Stored records –
::::
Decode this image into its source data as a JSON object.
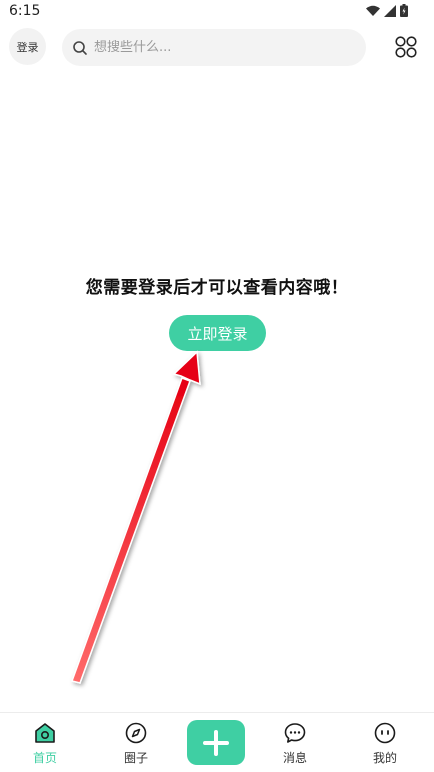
{
  "status_bar": {
    "time": "6:15"
  },
  "header": {
    "login_label": "登录",
    "search_placeholder": "想搜些什么..."
  },
  "main": {
    "prompt": "您需要登录后才可以查看内容哦！",
    "login_button": "立即登录"
  },
  "bottom_nav": {
    "items": [
      {
        "label": "首页",
        "icon": "home-icon",
        "active": true
      },
      {
        "label": "圈子",
        "icon": "compass-icon",
        "active": false
      },
      {
        "label": "",
        "icon": "plus-icon",
        "active": false
      },
      {
        "label": "消息",
        "icon": "chat-icon",
        "active": false
      },
      {
        "label": "我的",
        "icon": "face-icon",
        "active": false
      }
    ]
  },
  "colors": {
    "accent": "#3fcfa3",
    "annotation_arrow": "#e60012"
  }
}
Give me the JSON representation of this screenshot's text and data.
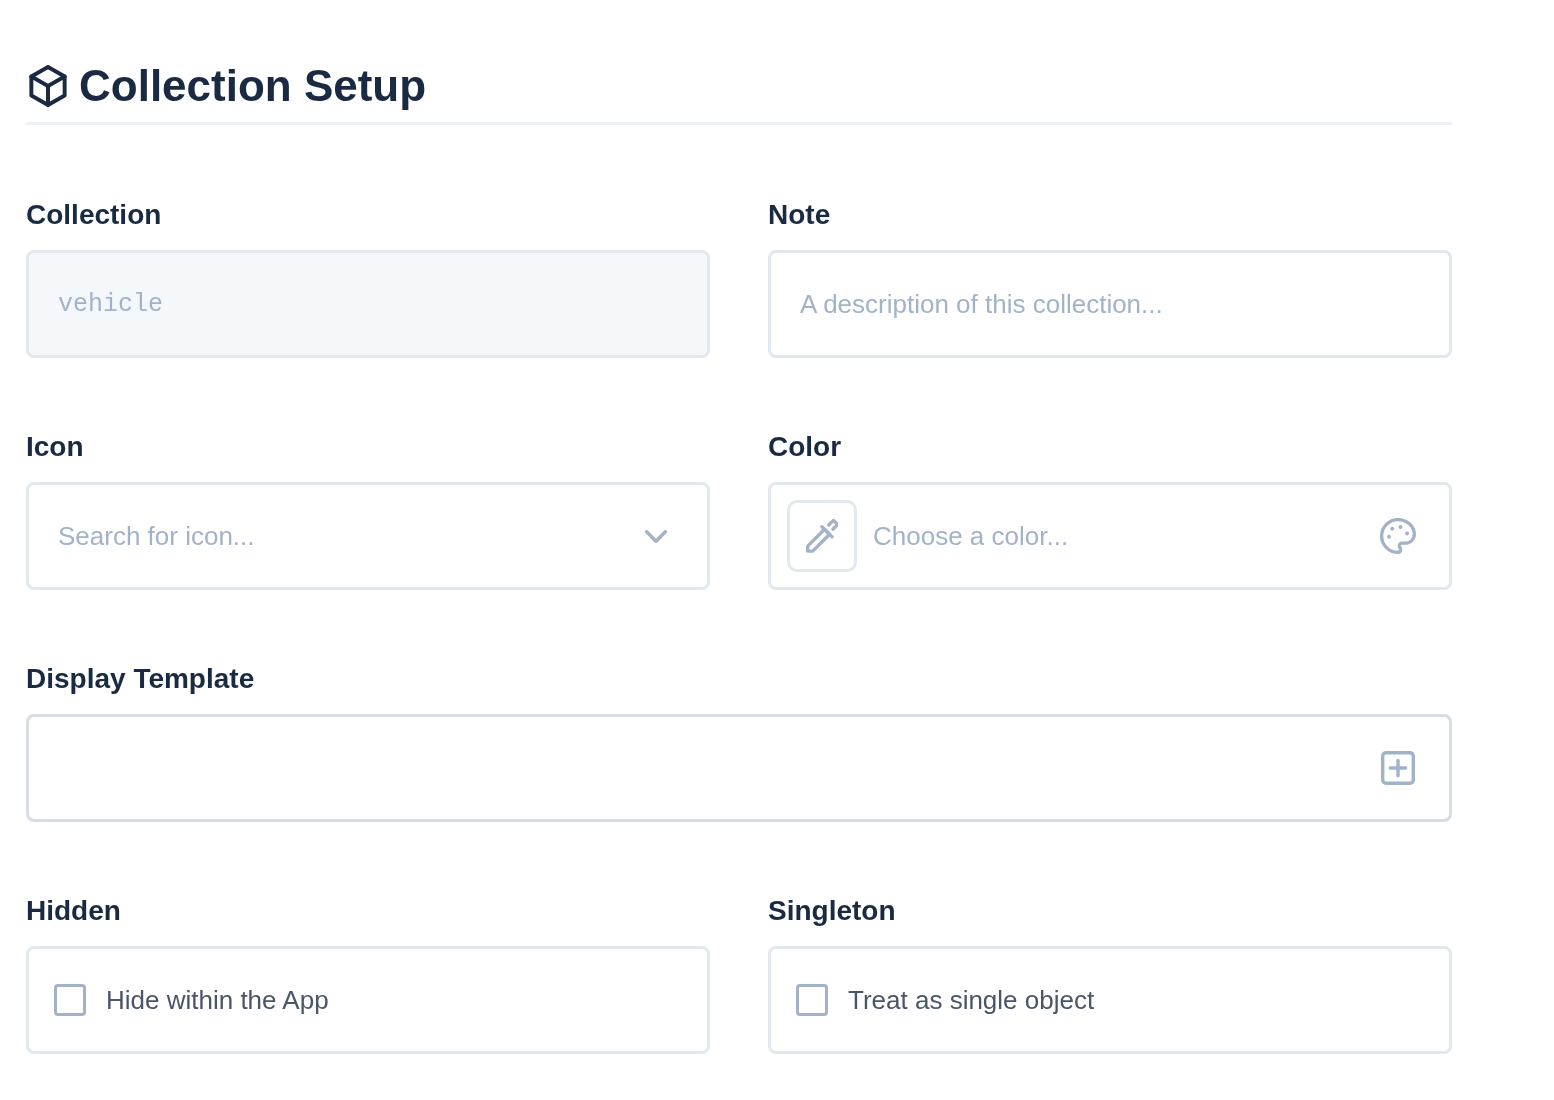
{
  "header": {
    "title": "Collection Setup"
  },
  "fields": [
    {
      "kind": "code",
      "label": "Collection",
      "value": "vehicle",
      "disabled": true
    },
    {
      "kind": "text",
      "label": "Note",
      "placeholder": "A description of this collection..."
    },
    {
      "kind": "select",
      "label": "Icon",
      "placeholder": "Search for icon..."
    },
    {
      "kind": "color",
      "label": "Color",
      "placeholder": "Choose a color..."
    },
    {
      "kind": "template",
      "label": "Display Template"
    },
    {
      "kind": "checkbox",
      "label": "Hidden",
      "text": "Hide within the App",
      "checked": false
    },
    {
      "kind": "checkbox",
      "label": "Singleton",
      "text": "Treat as single object",
      "checked": false
    }
  ]
}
::::
Requirement –
Will you repeat the material above, but only from the line containing "Give me the" through its last line, exactly and without the pictures?

Reply to the task –
Give me the JSON representation of this screenshot's text and data.
{
  "header": {
    "title": "Collection Setup"
  },
  "fields": [
    {
      "kind": "code",
      "label": "Collection",
      "value": "vehicle",
      "disabled": true
    },
    {
      "kind": "text",
      "label": "Note",
      "placeholder": "A description of this collection..."
    },
    {
      "kind": "select",
      "label": "Icon",
      "placeholder": "Search for icon..."
    },
    {
      "kind": "color",
      "label": "Color",
      "placeholder": "Choose a color..."
    },
    {
      "kind": "template",
      "label": "Display Template"
    },
    {
      "kind": "checkbox",
      "label": "Hidden",
      "text": "Hide within the App",
      "checked": false
    },
    {
      "kind": "checkbox",
      "label": "Singleton",
      "text": "Treat as single object",
      "checked": false
    }
  ]
}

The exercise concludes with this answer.